[Dataset items]

<<<<

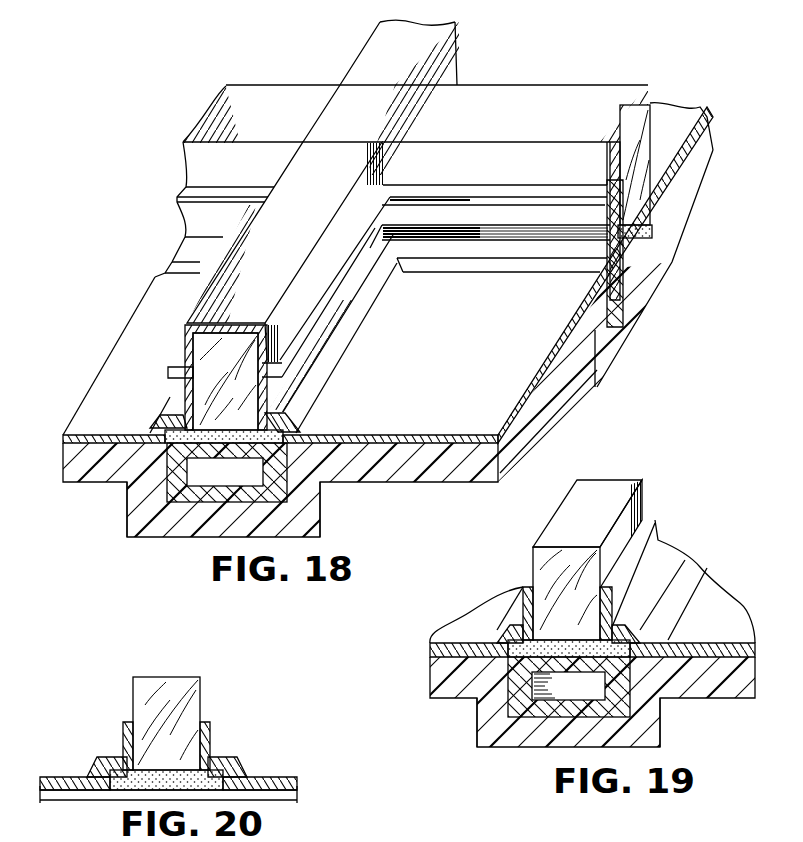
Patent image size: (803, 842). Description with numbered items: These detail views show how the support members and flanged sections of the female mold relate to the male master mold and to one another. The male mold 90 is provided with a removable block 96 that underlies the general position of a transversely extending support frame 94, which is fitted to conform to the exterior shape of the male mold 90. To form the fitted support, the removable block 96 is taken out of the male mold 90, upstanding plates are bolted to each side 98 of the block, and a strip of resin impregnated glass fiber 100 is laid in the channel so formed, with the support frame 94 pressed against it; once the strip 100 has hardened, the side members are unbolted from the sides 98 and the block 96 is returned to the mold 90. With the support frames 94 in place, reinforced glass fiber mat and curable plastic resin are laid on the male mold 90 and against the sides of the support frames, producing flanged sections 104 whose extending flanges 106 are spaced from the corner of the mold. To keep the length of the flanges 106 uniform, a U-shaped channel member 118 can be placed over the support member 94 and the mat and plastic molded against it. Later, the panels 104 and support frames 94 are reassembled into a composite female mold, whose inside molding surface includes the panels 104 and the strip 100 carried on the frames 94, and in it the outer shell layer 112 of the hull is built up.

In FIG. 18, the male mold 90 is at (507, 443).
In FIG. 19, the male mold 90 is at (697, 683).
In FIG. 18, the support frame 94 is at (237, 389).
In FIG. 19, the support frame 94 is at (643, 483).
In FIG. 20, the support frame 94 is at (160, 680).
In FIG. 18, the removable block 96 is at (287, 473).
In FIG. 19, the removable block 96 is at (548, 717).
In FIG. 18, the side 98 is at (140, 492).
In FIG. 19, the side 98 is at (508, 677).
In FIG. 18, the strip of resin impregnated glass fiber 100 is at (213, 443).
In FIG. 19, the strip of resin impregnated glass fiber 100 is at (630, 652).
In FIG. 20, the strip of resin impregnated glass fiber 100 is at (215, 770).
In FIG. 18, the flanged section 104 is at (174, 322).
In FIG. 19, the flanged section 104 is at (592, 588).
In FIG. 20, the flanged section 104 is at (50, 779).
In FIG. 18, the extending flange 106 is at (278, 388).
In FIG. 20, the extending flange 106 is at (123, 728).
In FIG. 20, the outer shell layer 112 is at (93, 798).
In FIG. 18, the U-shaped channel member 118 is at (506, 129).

>>>>

- Stated problem -
Retype all of the lines above word for word, leaving out the pictures.

- Response -
Patent image size: (803, 842). Description with numbered items: These detail views show how the support members and flanged sections of the female mold relate to the male master mold and to one another. The male mold 90 is provided with a removable block 96 that underlies the general position of a transversely extending support frame 94, which is fitted to conform to the exterior shape of the male mold 90. To form the fitted support, the removable block 96 is taken out of the male mold 90, upstanding plates are bolted to each side 98 of the block, and a strip of resin impregnated glass fiber 100 is laid in the channel so formed, with the support frame 94 pressed against it; once the strip 100 has hardened, the side members are unbolted from the sides 98 and the block 96 is returned to the mold 90. With the support frames 94 in place, reinforced glass fiber mat and curable plastic resin are laid on the male mold 90 and against the sides of the support frames, producing flanged sections 104 whose extending flanges 106 are spaced from the corner of the mold. To keep the length of the flanges 106 uniform, a U-shaped channel member 118 can be placed over the support member 94 and the mat and plastic molded against it. Later, the panels 104 and support frames 94 are reassembled into a composite female mold, whose inside molding surface includes the panels 104 and the strip 100 carried on the frames 94, and in it the outer shell layer 112 of the hull is built up.

In FIG. 18, the male mold 90 is at (507, 443).
In FIG. 19, the male mold 90 is at (697, 683).
In FIG. 18, the support frame 94 is at (237, 389).
In FIG. 19, the support frame 94 is at (643, 483).
In FIG. 20, the support frame 94 is at (160, 680).
In FIG. 18, the removable block 96 is at (287, 473).
In FIG. 19, the removable block 96 is at (548, 717).
In FIG. 18, the side 98 is at (140, 492).
In FIG. 19, the side 98 is at (508, 677).
In FIG. 18, the strip of resin impregnated glass fiber 100 is at (213, 443).
In FIG. 19, the strip of resin impregnated glass fiber 100 is at (630, 652).
In FIG. 20, the strip of resin impregnated glass fiber 100 is at (215, 770).
In FIG. 18, the flanged section 104 is at (174, 322).
In FIG. 19, the flanged section 104 is at (592, 588).
In FIG. 20, the flanged section 104 is at (50, 779).
In FIG. 18, the extending flange 106 is at (278, 388).
In FIG. 20, the extending flange 106 is at (123, 728).
In FIG. 20, the outer shell layer 112 is at (93, 798).
In FIG. 18, the U-shaped channel member 118 is at (506, 129).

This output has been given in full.